CONSIGNES DE L'EXERCICE:
A – Citez tout ce qui va de « Lattaquié, principale porte » jusqu'à « officine très controversée. » dans le récit de voyage.
B – D'après le récit de voyage, qu'est-ce qui explique la bonne conservation du bâti d'Ougarit ? Répondez en une à trois phrases.
C – Énumérez les monuments et parties de la cité d'Ougarit que les archéologues français ont dégagés, selon le récit de voyage.

TEXTE DU DOCUMENT:

Voyage au cœur du pays de Bachar (6) : de Lattaquié au monastère de Qara


chaos

Rédaction de Breizh-info

Lattaquié, principale porte de la Syrie sur la méditerranée. Photo Sana

Lundi 19 avril 2016

Depuis 5 ans le conflit syrien est au cœur de l’actualité. Pour en parler, la plupart des médias se contentent de reprendre les dépêches de l’Agence France presse, qui s’appuient sur les communiqués de l’Observatoire syrien des droits de l’homme (OSDH), une officine très controversée. 

Alors pour tenter de comprendre la réalité, trois membres  de la rédaction de Breizh-info ont séjourné en Syrie, où ils se sont rendus avec le concours de l’association de solidarité France-Syrie (contact : syrianafrance@gmail.com). Ce voyage d’une semaine s’est entièrement déroulé dans la partie du pays sous contrôle du gouvernement légal. De Damas à Lattaquié, notre équipe est allée à la rencontre de la population : combattants, victimes de guerre, déplacés, chrétiens, musulmans, religieux,  mères de famille, enfants, universitaires, industriels, artisans, commerçants, agriculteurs… Sans préjugés ni tabous, récit d’un voyage dans un pays en guerre. 

De Lattaquié au monastère de Qara

Dans les ruines d’Ougarit, désertées par les touristes

Arrivés à Lattaquié après voir traversé la montagne où est installée la communauté alaouite, nous nous installons dans notre hôtel situé au bord de la mer, au nord de la ville. Si les touristes sont absents, on remarque vite la présence de Russes. Après le déjeuner, nous visitons le site  d’Ougarit à Ras Shamra dans une ville moderne au nord de Lattaquié. Ce sont des archéologues français qui le découvrirent et entreprirent les fouilles de  1930 à 1970. Ils en ont  dégagé les principaux monuments, le palais royal qui comportait des dizaines de salles de réception, la cour d’honneur , des entrepôts et aussi des quartiers d’habitation. L’architecture de la cité était essentiellement faite en pierre, ce qui a assuré une bonne conservation de tout le bâti, et donne à ce site un attrait non négligeable. La technique de construction est assez semblable à celle des villes mycéniennes. Les fouilles de ce site ont permis de découvrir une abondante documentation en tablettes cunéiforme. Elles  sont écrites dans une langue dite « ougaritique » considérée comme la plus ancienne écriture alphabétique connue à ce jour. Seul un sixième du site à été dégagé. alors qu’elle connaissait une prospérité sans précédent, Ougarit sera détruite vers – 1200 avant notre ère sous l’assaut des peuples de la mer.

BLOC DE DONNÉES:
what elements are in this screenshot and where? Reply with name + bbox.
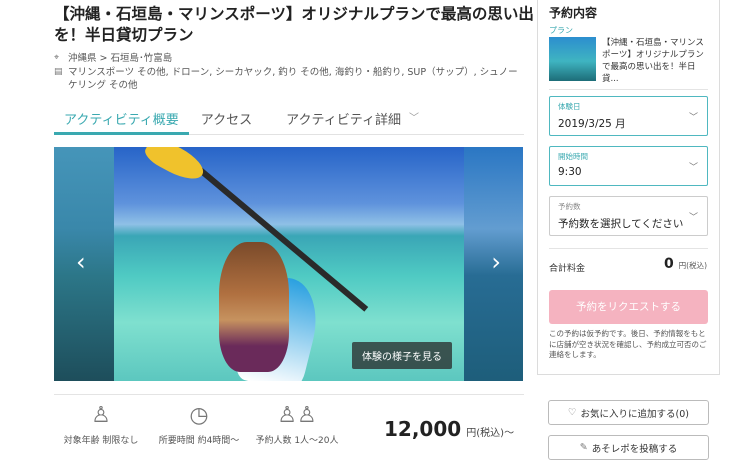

RÉPONSES AUX CONSIGNES:
A –
Lattaquié, principale porte de la Syrie sur la méditerranée. Photo Sana

Lundi 19 avril 2016

Depuis 5 ans le conflit syrien est au cœur de l’actualité. Pour en parler, la plupart des médias se contentent de reprendre les dépêches de l’Agence France presse, qui s’appuient sur les communiqués de l’Observatoire syrien des droits de l’homme (OSDH), une officine très controversée.

B – L'architecture de la cité était essentiellement faite en pierre. C'est ce qui a assuré une bonne conservation de tout le bâti.

C –
- le palais royal
- la cour d'honneur
- des entrepôts
- des quartiers d'habitation